The exercise: What is the number of lines containing the word "JSON"? Give that number alone.

(Stored data entries)
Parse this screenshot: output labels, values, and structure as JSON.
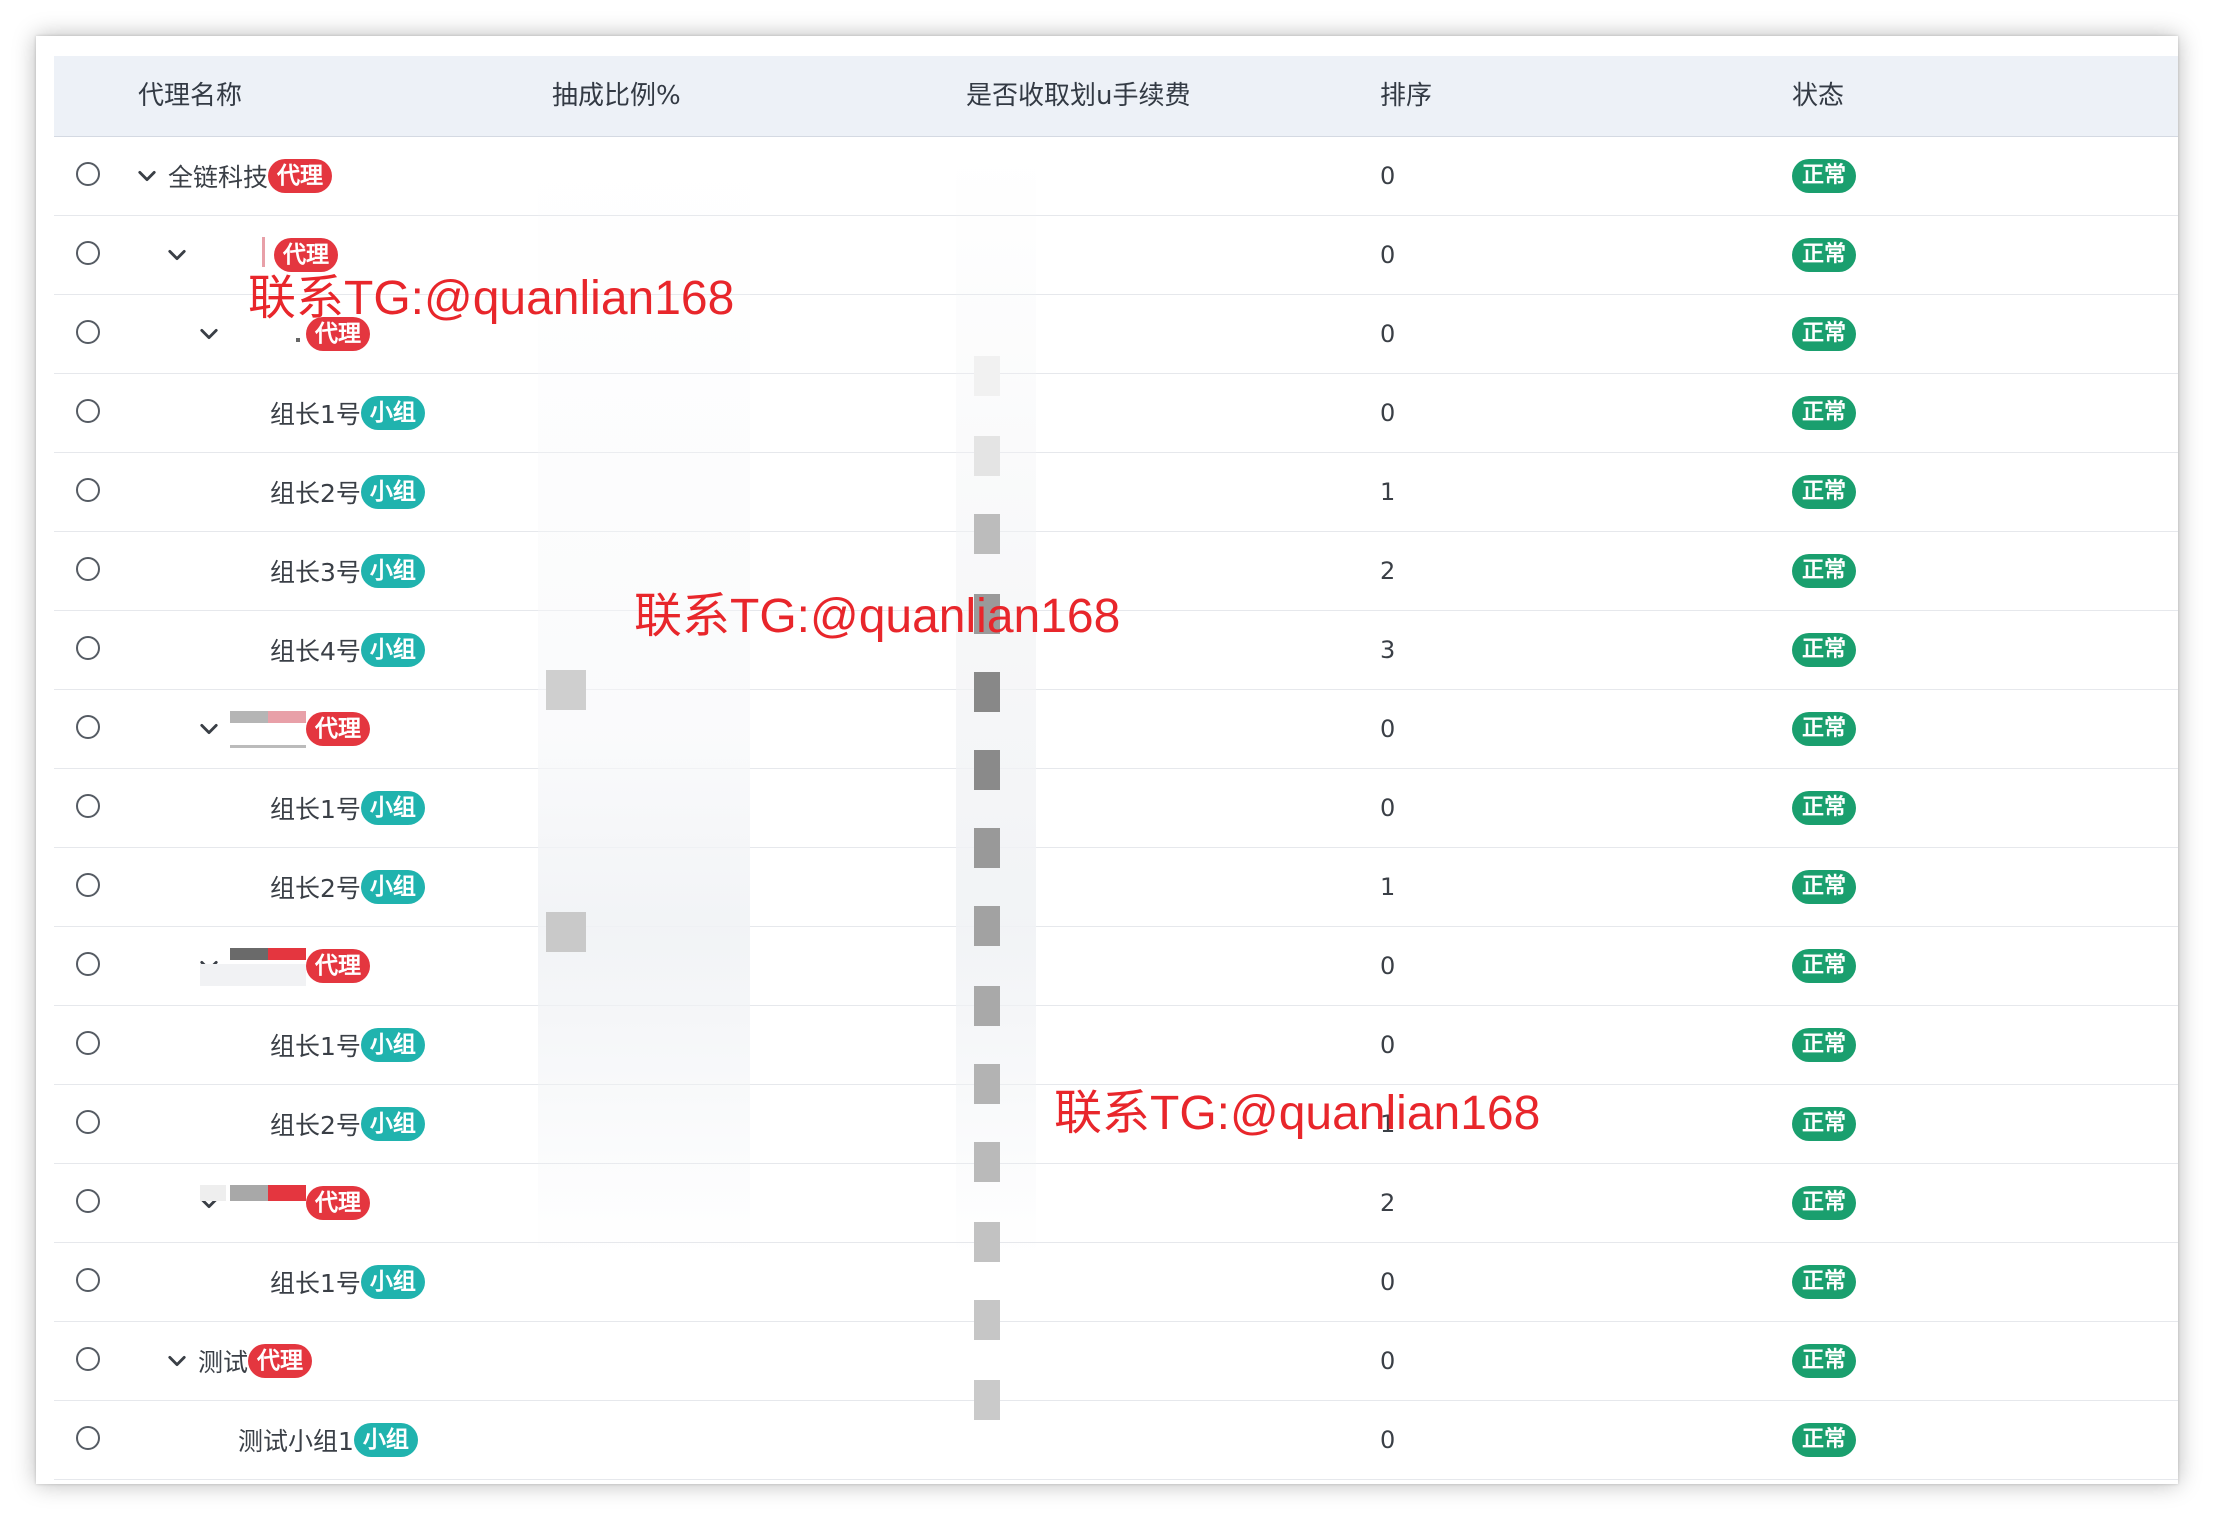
{
  "columns": {
    "name": "代理名称",
    "ratio": "抽成比例%",
    "fee": "是否收取划u手续费",
    "order": "排序",
    "status": "状态"
  },
  "badges": {
    "agent": "代理",
    "group": "小组",
    "status_normal": "正常"
  },
  "rows": [
    {
      "name": "全链科技",
      "type": "agent",
      "expanded": true,
      "order": "0",
      "status": "正常"
    },
    {
      "name": "",
      "type": "agent",
      "expanded": true,
      "order": "0",
      "status": "正常"
    },
    {
      "name": "",
      "type": "agent",
      "expanded": true,
      "order": "0",
      "status": "正常"
    },
    {
      "name": "组长1号",
      "type": "group",
      "expanded": false,
      "order": "0",
      "status": "正常"
    },
    {
      "name": "组长2号",
      "type": "group",
      "expanded": false,
      "order": "1",
      "status": "正常"
    },
    {
      "name": "组长3号",
      "type": "group",
      "expanded": false,
      "order": "2",
      "status": "正常"
    },
    {
      "name": "组长4号",
      "type": "group",
      "expanded": false,
      "order": "3",
      "status": "正常"
    },
    {
      "name": "",
      "type": "agent",
      "expanded": true,
      "order": "0",
      "status": "正常"
    },
    {
      "name": "组长1号",
      "type": "group",
      "expanded": false,
      "order": "0",
      "status": "正常"
    },
    {
      "name": "组长2号",
      "type": "group",
      "expanded": false,
      "order": "1",
      "status": "正常"
    },
    {
      "name": "",
      "type": "agent",
      "expanded": true,
      "order": "0",
      "status": "正常"
    },
    {
      "name": "组长1号",
      "type": "group",
      "expanded": false,
      "order": "0",
      "status": "正常"
    },
    {
      "name": "组长2号",
      "type": "group",
      "expanded": false,
      "order": "1",
      "status": "正常"
    },
    {
      "name": "",
      "type": "agent",
      "expanded": true,
      "order": "2",
      "status": "正常"
    },
    {
      "name": "组长1号",
      "type": "group",
      "expanded": false,
      "order": "0",
      "status": "正常"
    },
    {
      "name": "测试",
      "type": "agent",
      "expanded": true,
      "order": "0",
      "status": "正常"
    },
    {
      "name": "测试小组1",
      "type": "group",
      "expanded": false,
      "order": "0",
      "status": "正常"
    }
  ],
  "watermarks": [
    "联系TG:@quanlian168",
    "联系TG:@quanlian168",
    "联系TG:@quanlian168"
  ],
  "colors": {
    "agent_badge": "#e4363f",
    "group_badge": "#20b3ae",
    "status_badge": "#1a9f6e",
    "header_bg": "#edf1f7",
    "watermark": "#e8262b"
  },
  "icons": {
    "expand": "chevron-down-icon",
    "select": "radio-icon"
  }
}
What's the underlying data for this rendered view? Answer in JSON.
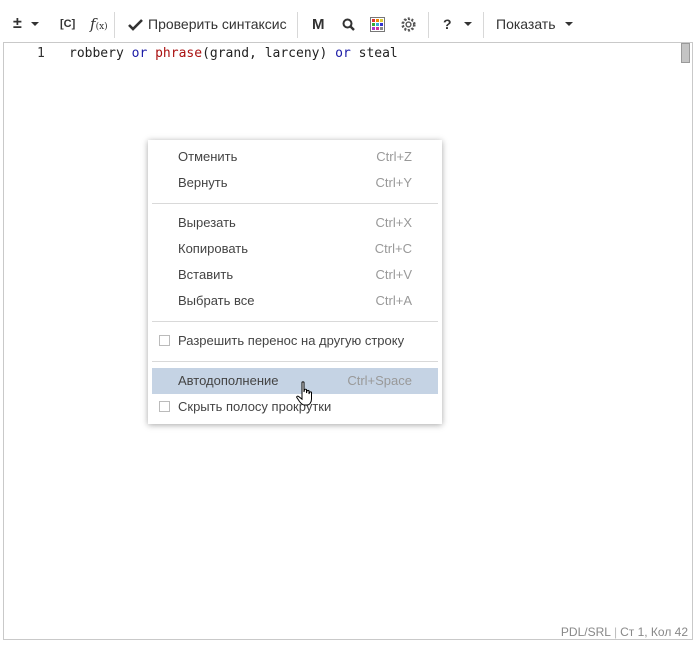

Written answer: 2